>> start Provided material
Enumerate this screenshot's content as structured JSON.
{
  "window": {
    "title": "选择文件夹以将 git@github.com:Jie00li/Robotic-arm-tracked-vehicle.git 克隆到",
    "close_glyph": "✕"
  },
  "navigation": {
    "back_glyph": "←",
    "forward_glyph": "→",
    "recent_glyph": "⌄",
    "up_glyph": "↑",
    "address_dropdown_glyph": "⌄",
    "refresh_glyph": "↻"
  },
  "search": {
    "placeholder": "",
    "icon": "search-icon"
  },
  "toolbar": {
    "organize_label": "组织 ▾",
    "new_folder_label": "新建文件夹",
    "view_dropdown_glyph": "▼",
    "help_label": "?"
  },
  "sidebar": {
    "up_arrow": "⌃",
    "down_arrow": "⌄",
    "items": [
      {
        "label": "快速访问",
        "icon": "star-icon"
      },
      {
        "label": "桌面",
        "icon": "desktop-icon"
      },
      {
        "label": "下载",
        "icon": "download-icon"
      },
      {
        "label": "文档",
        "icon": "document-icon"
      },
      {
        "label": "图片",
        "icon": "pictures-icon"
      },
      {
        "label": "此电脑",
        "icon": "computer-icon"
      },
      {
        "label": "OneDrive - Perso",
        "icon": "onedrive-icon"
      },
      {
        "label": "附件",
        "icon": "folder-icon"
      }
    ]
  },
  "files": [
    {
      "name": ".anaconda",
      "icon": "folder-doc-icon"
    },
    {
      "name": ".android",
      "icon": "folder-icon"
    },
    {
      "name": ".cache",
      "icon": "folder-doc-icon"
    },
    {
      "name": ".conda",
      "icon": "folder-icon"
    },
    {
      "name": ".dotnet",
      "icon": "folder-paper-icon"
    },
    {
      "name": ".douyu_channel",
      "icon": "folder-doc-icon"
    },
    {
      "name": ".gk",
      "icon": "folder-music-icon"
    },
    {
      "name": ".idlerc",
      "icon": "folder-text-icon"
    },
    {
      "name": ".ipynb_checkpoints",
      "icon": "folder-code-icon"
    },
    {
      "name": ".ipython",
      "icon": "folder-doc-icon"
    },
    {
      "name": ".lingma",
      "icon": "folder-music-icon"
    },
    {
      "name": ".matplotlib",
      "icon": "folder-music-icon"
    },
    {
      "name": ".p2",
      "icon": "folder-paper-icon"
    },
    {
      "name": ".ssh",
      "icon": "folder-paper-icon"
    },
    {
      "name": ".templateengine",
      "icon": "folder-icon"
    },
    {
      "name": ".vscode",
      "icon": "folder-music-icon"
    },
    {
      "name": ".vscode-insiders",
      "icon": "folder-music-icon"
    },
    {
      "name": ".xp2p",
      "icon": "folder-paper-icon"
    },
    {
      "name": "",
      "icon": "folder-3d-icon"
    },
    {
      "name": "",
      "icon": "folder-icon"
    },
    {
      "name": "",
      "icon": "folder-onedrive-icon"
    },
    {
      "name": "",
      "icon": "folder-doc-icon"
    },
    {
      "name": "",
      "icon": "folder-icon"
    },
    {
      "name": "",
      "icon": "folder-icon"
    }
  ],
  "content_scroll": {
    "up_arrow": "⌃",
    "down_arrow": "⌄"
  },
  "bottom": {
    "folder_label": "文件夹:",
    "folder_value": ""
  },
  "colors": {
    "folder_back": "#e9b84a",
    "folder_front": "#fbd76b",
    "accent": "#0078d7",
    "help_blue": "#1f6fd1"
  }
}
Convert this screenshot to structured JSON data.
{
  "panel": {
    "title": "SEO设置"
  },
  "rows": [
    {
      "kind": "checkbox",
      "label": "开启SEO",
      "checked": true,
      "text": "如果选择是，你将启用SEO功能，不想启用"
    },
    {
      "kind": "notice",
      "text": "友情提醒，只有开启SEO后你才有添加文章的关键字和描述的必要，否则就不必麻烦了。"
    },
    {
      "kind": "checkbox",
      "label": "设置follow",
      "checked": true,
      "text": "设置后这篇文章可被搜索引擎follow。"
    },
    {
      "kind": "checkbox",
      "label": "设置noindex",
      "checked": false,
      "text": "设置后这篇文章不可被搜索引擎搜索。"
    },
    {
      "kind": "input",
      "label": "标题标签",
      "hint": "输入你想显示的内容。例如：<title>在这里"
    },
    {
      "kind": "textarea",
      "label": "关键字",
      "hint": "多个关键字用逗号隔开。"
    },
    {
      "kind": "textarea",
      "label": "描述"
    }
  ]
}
>> end Provided material
What the task requires -> Search the entries for the word "JSON", then gather every line that has it.

Solution ->
Enumerate this screenshot's content as structured JSON.
Convert this screenshot to structured JSON data.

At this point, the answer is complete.